SHORT TASK -> Take every line that has the string "page" and copy it out.
#####
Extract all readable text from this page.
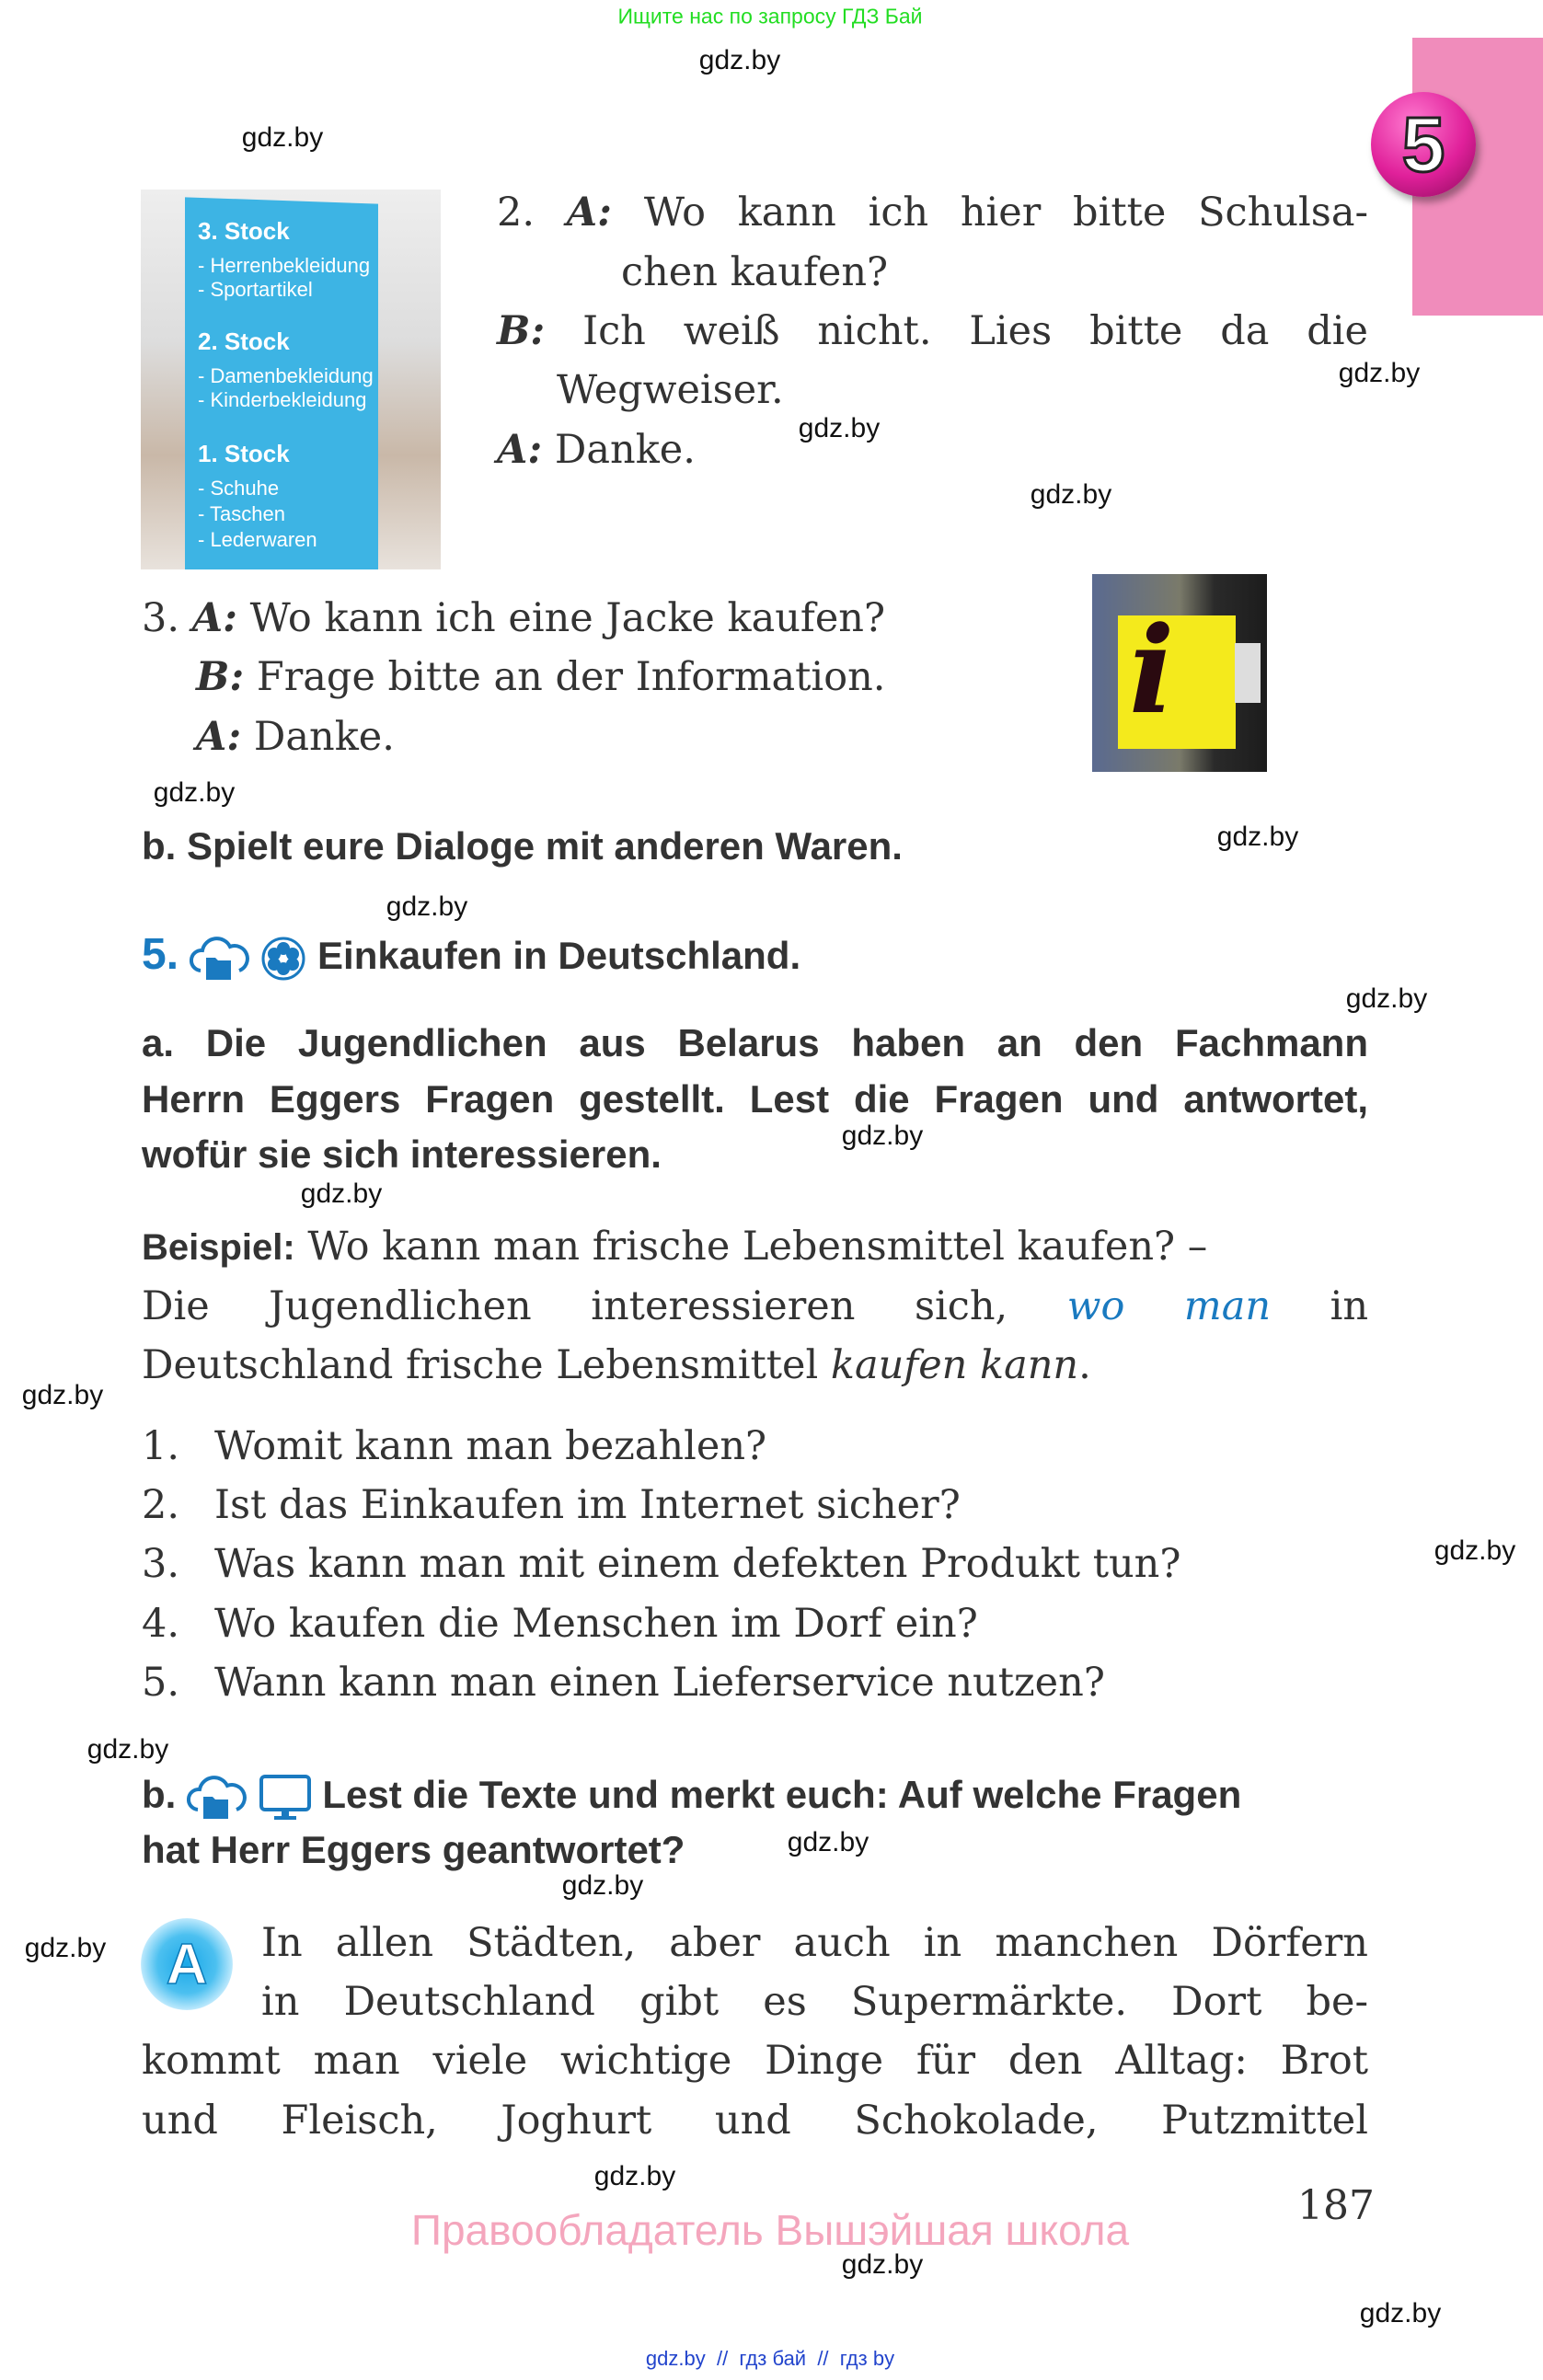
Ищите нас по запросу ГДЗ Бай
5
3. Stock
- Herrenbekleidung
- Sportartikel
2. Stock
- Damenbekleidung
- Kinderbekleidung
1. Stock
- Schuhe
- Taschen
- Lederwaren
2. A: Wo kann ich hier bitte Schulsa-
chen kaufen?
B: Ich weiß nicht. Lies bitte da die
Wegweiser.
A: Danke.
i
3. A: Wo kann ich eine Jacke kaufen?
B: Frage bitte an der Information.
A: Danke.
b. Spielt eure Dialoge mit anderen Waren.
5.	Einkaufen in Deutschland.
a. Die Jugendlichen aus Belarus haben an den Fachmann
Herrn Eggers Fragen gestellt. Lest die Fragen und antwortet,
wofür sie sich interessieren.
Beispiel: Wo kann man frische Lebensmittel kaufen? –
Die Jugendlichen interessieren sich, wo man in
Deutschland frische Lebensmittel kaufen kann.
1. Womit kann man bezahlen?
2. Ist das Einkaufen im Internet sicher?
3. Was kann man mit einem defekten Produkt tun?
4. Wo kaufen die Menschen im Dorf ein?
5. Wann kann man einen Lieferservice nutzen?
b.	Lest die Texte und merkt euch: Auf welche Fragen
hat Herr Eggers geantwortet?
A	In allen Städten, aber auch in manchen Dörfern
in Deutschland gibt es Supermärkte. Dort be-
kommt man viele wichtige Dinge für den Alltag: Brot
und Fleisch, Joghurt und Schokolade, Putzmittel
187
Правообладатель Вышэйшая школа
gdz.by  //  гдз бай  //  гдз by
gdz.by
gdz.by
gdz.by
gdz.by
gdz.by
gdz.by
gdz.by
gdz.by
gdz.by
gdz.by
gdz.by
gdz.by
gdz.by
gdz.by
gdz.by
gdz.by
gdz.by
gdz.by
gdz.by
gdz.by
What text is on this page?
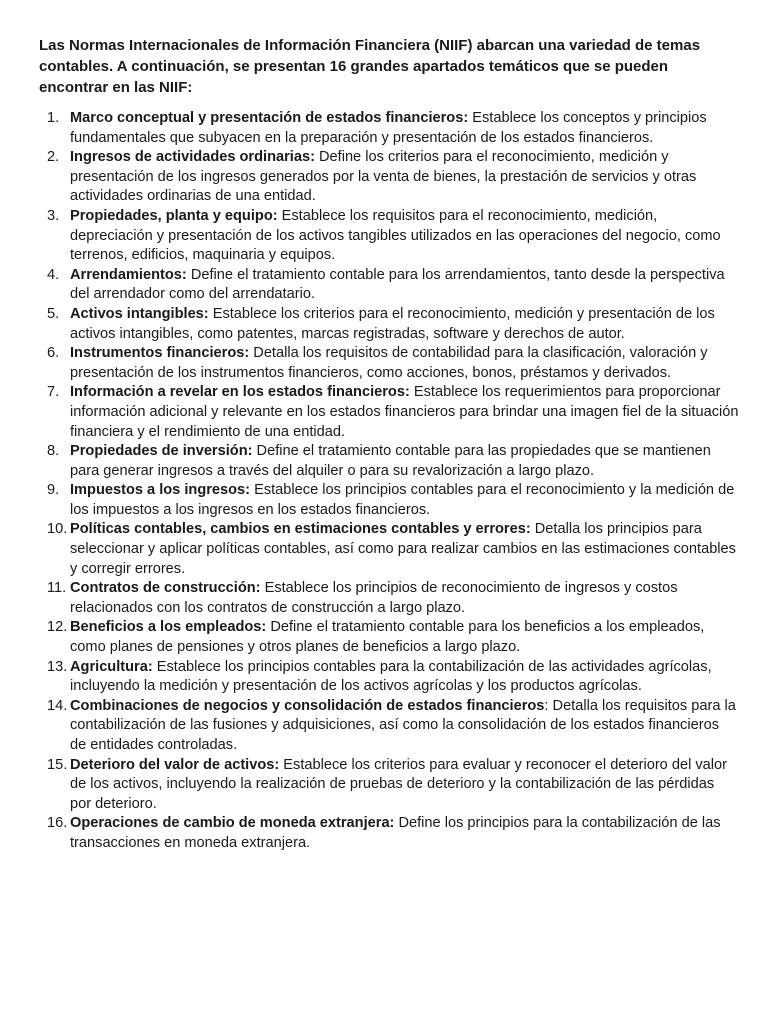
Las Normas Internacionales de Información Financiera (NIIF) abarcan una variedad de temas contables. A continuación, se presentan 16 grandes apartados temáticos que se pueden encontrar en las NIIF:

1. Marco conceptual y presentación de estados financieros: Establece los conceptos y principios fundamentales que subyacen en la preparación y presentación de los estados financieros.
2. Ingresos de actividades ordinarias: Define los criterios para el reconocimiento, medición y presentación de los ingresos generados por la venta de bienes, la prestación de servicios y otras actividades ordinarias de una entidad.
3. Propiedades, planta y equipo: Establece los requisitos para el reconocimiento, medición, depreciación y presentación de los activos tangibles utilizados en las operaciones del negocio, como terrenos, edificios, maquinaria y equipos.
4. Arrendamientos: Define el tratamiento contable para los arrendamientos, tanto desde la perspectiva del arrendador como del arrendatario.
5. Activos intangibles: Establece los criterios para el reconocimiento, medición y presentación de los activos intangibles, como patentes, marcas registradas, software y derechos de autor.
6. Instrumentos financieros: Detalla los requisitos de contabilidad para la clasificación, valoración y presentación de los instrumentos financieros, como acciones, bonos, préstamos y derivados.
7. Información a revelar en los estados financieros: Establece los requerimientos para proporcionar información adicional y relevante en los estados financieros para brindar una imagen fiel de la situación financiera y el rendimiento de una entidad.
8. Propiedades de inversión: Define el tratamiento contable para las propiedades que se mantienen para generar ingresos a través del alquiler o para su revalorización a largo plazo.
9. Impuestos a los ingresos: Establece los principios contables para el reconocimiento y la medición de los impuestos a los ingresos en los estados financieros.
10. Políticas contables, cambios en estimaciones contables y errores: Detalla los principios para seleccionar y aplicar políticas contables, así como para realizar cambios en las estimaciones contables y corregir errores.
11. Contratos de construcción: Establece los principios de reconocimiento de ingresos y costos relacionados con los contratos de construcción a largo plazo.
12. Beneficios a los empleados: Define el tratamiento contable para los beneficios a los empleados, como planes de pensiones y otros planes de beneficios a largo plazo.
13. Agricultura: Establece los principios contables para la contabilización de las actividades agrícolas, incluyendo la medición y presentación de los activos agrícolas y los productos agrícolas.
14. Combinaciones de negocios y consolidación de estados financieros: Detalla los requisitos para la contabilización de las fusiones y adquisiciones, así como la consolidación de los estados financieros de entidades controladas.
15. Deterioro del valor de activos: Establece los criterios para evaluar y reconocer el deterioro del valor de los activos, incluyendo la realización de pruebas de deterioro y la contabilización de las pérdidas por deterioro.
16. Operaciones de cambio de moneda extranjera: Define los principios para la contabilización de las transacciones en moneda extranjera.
#####
THE ANSWER ->
Extract all readable text from this page.
What text is on this page?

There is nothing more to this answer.